◆ **Passage provided**
[Start of Attachment]
4) Ensure mental health input and impact in disciplinary proceedings.
Prisoners with mental illness can have unique difficulties complying with prison rules and may engage in bizarre or disruptive behavior because of their illness. Punitive responses to such conduct do little to reduce or deter it. When prisoners who are on the mental health caseload violate rules, disciplinary procedures should require mental health input to the disciplinary officers regarding whether the prisoner’s behavior was connected to or caused by mental illness, and regarding what sanctions might be appropriate. In specialized units housing only mentally ill prisoners, corrections officials should work with mental health staff to determine whether the normal prison disciplinary system should be suspended, and mental health staff should determine appropriate responses to prisoner misconduct consistent with his or her mental diagnosis and treatment plan.
5) Exclude the seriously mentally ill from segregated confinement or supermax prisons.
Human Rights Watch opposes the prolonged and unnecessary incarceration of any prisoner in isolated segregation or supermaximum security units. Prisoners with serious mental illnesses, even if they are currently stabilized or asymptomatic, should never be confined for prolonged periods in the harsh isolation conditions typical of segregation or supermax prisons. There is an unacceptably high risk that the isolation, reduced mental stimulus, lack of structured activities, and the absence of social interaction will provoke a deterioration of their symptoms and increased suffering. We recognize there are some prisoners with mental illness who require extreme security precautions even when under mental health treatment. For these individuals, prisons should provide specialized secure units that ensure human interaction and purposeful activities in addition to mental health services.
Corrections officials should also make sure that all prisoners in segregated housing have their mental health monitored carefully and continually; that they be able to communicate confidentially with mental health staff; and that they have access to whatever services and therapeutic interventions mental health staff determine are necessary. To the extent that accommodating mental health needs requires changes in regular rules and protocols governing prisoners in isolation, the changes should be undertaken consistent with reasonable security requirements.
[End of Attachment]
◆ **Record set**
[Start of Attachment]
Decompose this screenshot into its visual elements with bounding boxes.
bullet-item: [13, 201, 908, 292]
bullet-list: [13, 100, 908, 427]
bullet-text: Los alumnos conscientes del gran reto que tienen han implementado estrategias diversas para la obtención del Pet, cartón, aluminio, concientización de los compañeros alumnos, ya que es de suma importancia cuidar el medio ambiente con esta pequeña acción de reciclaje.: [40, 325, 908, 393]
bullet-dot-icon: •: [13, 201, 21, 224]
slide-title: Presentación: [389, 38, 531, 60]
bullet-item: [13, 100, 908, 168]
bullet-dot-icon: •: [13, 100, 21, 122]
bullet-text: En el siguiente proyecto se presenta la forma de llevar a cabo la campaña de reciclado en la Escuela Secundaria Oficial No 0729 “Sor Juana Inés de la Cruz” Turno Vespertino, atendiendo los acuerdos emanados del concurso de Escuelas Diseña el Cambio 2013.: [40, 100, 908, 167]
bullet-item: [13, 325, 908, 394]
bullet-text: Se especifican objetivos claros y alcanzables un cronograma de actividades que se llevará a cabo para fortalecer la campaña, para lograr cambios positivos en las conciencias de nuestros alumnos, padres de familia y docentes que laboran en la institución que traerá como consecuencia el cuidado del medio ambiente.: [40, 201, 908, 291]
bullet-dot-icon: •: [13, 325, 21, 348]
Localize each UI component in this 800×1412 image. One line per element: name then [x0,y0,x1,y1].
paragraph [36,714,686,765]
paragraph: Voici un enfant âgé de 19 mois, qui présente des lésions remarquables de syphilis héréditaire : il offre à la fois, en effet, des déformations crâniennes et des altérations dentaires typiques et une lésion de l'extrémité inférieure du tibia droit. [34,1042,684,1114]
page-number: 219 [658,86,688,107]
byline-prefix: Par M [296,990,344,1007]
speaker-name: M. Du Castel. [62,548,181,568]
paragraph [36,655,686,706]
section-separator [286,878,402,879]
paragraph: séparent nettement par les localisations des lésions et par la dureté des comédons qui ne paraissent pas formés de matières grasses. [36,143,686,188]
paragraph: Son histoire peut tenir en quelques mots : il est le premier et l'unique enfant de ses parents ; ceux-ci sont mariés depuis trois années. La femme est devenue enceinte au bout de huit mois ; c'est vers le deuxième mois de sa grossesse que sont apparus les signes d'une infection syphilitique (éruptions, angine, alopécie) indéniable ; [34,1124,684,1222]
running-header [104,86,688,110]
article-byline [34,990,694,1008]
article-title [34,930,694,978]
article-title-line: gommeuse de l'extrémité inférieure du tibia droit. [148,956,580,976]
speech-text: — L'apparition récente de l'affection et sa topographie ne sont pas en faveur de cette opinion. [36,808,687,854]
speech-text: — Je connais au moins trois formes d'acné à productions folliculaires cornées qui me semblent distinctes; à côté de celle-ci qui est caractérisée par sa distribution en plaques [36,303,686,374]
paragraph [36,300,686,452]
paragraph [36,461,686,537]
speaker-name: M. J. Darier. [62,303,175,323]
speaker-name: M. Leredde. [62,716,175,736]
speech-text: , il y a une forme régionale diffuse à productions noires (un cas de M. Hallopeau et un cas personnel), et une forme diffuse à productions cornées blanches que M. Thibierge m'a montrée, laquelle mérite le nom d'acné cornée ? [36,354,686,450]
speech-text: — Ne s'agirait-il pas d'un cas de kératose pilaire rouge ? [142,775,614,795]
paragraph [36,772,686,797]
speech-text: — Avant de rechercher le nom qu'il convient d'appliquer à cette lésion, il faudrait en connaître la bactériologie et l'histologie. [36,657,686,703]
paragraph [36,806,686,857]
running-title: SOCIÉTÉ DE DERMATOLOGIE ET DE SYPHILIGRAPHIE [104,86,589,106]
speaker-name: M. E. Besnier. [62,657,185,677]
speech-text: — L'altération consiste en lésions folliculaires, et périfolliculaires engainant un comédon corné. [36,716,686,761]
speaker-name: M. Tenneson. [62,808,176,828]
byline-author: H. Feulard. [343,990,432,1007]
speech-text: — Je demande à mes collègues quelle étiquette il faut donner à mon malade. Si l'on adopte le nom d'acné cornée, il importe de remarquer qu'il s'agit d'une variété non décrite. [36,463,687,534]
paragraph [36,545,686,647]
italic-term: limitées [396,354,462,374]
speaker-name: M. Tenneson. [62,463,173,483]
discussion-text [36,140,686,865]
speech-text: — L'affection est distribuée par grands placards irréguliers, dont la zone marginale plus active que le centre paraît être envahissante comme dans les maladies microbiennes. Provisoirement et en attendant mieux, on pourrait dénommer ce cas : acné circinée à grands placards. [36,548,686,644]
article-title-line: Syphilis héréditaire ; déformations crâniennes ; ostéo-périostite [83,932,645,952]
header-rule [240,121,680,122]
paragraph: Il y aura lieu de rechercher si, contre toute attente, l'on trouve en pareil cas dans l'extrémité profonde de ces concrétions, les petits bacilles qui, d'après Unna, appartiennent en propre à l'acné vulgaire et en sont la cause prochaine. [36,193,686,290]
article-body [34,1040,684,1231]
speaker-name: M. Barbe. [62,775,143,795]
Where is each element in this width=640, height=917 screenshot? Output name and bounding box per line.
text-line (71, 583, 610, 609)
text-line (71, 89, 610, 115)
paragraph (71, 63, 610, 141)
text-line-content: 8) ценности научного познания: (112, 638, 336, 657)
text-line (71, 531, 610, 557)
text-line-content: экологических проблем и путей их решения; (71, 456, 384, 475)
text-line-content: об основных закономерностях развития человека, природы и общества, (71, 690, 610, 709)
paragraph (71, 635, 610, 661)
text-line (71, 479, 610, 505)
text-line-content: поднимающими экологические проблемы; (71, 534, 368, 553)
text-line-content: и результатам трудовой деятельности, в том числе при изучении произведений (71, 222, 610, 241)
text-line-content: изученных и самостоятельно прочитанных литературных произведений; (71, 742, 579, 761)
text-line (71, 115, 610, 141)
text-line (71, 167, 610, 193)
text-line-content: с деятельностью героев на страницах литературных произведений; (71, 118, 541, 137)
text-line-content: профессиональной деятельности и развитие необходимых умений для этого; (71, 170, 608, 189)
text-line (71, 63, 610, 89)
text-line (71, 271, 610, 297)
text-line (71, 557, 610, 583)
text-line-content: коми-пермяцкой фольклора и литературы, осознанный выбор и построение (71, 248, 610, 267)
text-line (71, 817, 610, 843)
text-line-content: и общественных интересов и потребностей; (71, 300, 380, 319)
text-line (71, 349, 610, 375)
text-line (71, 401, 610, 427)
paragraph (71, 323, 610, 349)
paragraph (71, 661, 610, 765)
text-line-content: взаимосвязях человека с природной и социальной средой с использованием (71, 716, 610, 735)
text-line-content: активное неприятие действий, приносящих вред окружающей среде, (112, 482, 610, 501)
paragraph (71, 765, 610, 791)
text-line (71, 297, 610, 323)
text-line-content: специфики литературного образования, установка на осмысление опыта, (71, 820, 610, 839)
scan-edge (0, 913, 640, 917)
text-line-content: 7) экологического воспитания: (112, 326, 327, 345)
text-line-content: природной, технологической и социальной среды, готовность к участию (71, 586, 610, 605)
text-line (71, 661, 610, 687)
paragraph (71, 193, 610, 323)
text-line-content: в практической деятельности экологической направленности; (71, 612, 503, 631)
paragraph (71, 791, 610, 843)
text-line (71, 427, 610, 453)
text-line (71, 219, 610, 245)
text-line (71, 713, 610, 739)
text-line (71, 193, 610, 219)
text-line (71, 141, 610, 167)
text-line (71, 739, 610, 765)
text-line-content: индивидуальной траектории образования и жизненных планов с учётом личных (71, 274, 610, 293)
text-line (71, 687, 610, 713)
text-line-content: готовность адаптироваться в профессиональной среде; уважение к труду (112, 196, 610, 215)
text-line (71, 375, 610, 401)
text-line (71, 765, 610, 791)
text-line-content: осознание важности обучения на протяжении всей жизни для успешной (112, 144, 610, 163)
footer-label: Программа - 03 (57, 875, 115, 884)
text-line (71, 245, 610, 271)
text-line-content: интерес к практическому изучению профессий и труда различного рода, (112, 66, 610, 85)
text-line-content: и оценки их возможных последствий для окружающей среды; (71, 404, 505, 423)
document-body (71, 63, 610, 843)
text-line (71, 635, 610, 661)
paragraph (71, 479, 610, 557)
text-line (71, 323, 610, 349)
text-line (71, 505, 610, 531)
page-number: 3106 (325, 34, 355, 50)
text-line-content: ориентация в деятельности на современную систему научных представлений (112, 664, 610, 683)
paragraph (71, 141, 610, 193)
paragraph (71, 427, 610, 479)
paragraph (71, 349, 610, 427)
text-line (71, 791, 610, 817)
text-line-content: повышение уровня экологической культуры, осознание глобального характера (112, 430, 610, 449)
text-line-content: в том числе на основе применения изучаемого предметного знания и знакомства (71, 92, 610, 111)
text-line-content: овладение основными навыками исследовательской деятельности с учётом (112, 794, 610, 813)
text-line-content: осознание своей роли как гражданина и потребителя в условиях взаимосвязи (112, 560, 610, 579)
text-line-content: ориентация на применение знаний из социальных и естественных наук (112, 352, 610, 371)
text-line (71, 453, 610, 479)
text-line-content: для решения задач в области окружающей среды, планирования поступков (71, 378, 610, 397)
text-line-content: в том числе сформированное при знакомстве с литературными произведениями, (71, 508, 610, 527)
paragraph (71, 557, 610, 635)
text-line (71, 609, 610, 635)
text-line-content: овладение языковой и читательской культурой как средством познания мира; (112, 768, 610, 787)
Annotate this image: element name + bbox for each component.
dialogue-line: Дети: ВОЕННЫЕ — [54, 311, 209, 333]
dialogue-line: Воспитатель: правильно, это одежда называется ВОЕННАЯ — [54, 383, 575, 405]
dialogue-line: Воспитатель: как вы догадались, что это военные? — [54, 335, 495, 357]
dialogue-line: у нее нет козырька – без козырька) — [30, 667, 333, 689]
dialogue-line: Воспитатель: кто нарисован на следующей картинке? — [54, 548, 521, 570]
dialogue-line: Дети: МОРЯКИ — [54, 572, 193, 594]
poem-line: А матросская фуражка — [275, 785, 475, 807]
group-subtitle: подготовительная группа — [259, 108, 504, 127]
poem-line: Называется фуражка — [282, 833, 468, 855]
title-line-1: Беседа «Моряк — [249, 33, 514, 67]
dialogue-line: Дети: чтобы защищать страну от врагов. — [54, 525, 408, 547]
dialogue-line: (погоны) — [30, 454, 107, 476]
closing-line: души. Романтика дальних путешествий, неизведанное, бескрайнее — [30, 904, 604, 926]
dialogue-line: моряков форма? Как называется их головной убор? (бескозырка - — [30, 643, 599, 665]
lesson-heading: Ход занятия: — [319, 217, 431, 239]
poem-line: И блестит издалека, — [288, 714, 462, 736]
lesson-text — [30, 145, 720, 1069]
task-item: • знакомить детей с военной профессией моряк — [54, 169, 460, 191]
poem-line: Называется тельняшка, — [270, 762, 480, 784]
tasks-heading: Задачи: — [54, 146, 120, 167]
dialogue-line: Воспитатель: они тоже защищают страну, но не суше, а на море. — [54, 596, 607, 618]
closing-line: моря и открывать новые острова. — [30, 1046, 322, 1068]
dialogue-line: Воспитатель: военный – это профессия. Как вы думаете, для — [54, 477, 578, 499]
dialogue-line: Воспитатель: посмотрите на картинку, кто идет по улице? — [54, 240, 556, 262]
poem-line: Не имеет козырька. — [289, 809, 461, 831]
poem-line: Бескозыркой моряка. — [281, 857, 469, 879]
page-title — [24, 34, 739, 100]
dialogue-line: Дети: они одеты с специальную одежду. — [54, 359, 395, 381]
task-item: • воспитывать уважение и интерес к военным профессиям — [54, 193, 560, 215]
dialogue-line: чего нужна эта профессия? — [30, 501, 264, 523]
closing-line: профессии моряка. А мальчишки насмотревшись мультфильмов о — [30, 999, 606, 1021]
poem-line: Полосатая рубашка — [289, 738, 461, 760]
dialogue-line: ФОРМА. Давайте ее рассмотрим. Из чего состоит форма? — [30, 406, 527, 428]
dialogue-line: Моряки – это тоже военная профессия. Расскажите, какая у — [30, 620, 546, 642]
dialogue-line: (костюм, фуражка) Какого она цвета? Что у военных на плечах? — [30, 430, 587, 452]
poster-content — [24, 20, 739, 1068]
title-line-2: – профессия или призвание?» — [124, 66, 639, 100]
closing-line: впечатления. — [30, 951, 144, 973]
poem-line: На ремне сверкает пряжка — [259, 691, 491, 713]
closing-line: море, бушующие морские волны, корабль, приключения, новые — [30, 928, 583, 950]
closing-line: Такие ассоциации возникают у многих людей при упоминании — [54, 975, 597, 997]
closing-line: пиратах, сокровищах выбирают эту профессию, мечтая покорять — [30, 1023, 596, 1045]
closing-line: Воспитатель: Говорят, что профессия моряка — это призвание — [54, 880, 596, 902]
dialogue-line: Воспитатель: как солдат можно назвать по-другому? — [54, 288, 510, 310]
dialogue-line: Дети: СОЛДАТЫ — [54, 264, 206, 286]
[End of Attachment]
◆ **Work to complete**
Write what comes next in the text about prisoners with mental illness, picking up after its last sentence. The lines are separate material and have nothing to do with the text about prisoners with mental illness.

◆ **Output of the task**
6) Develop and expand continuity-of-care protocols between prisons and the community.
Prisons and community mental health systems need to develop comprehensive continuity-of-care protocols and programs to break the cycle of release-recidivism-reincarceration. Prisoners that have serious mental illnesses should be released from prison with arrangements in place to provide them with access to medication and mental health services. Moving the prisoners prior to their release to prisons in or near the counties to which they will return will allow prison mental health staff and parole officers to liaise more effectively with local mental health service providers to guard against the prisoner falling through the cracks. Discharge planning efforts should begin months prior to a seriously mentally ill prisoner’s release. Corrections agencies should also establish procedures by which prisoners with mental illness will have access to Medicaid immediately upon release rather than having to wait for months to have the paperwork completed. States and counties should increase the number of programs providing housing and assisted living facilities for newly released prisoners with mental illness.